▶ Do this
Pick out each line with the word "Player" from the material that follows.

▶ Collected data entries
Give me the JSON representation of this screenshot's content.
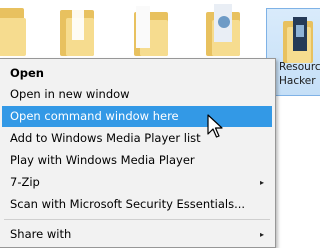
{
  "desktop": {
    "selected_item_label_line1": "Resource",
    "selected_item_label_line2": "Hacker",
    "folder_icon": "folder-icon"
  },
  "context_menu": {
    "items": [
      {
        "label": "Open",
        "bold": true
      },
      {
        "label": "Open in new window"
      },
      {
        "label": "Open command window here",
        "highlighted": true
      },
      {
        "label": "Add to Windows Media Player list"
      },
      {
        "label": "Play with Windows Media Player"
      },
      {
        "label": "7-Zip",
        "submenu": true
      },
      {
        "label": "Scan with Microsoft Security Essentials..."
      },
      {
        "label": "Share with",
        "submenu": true
      }
    ],
    "submenu_arrow": "▸"
  },
  "colors": {
    "highlight": "#3399e6",
    "menu_background": "#f2f2f2",
    "folder_yellow": "#f3d27a"
  }
}
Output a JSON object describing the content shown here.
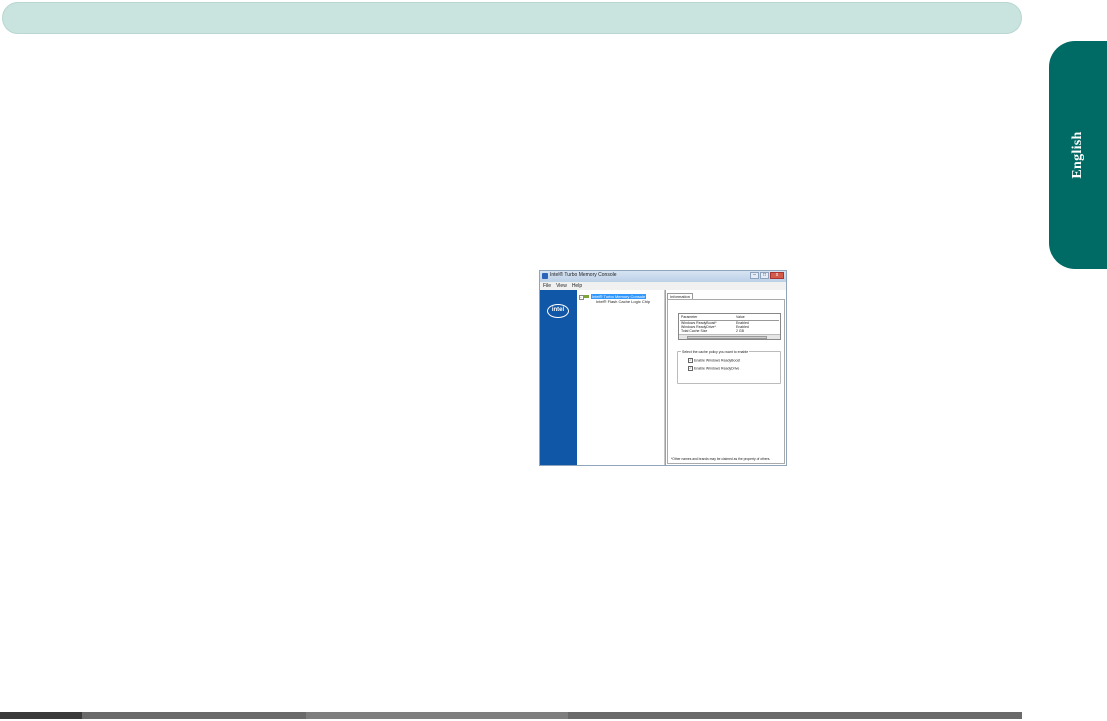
{
  "sidebar_tab": {
    "label": "English"
  },
  "app": {
    "title": "Intel® Turbo Memory Console",
    "menu": [
      "File",
      "View",
      "Help"
    ],
    "window_controls": [
      "–",
      "□",
      "x"
    ],
    "logo_text": "intel",
    "tree": {
      "root": "Intel® Turbo Memory Console",
      "child": "Intel® Flash Cache Logic Chip"
    },
    "tab_label": "Information",
    "table": {
      "headers": [
        "Parameter",
        "Value"
      ],
      "rows": [
        [
          "Windows ReadyBoost*",
          "Enabled"
        ],
        [
          "Windows ReadyDrive*",
          "Enabled"
        ],
        [
          "Total Cache Size",
          "2 GB"
        ]
      ]
    },
    "policy_legend": "Select the cache policy you want to enable",
    "options": [
      "Enable Windows ReadyBoost",
      "Enable Windows ReadyDrive"
    ],
    "footnote": "*Other names and brands may be claimed as the property of others."
  }
}
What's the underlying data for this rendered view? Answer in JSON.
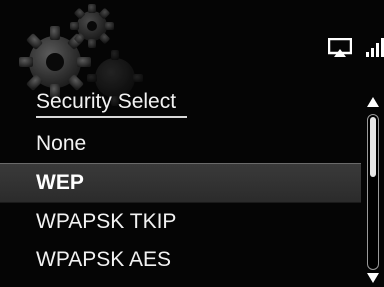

▶ Solution
        "label": "Add to Windows Media Player list"
        "label": "Play with Windows Media Player"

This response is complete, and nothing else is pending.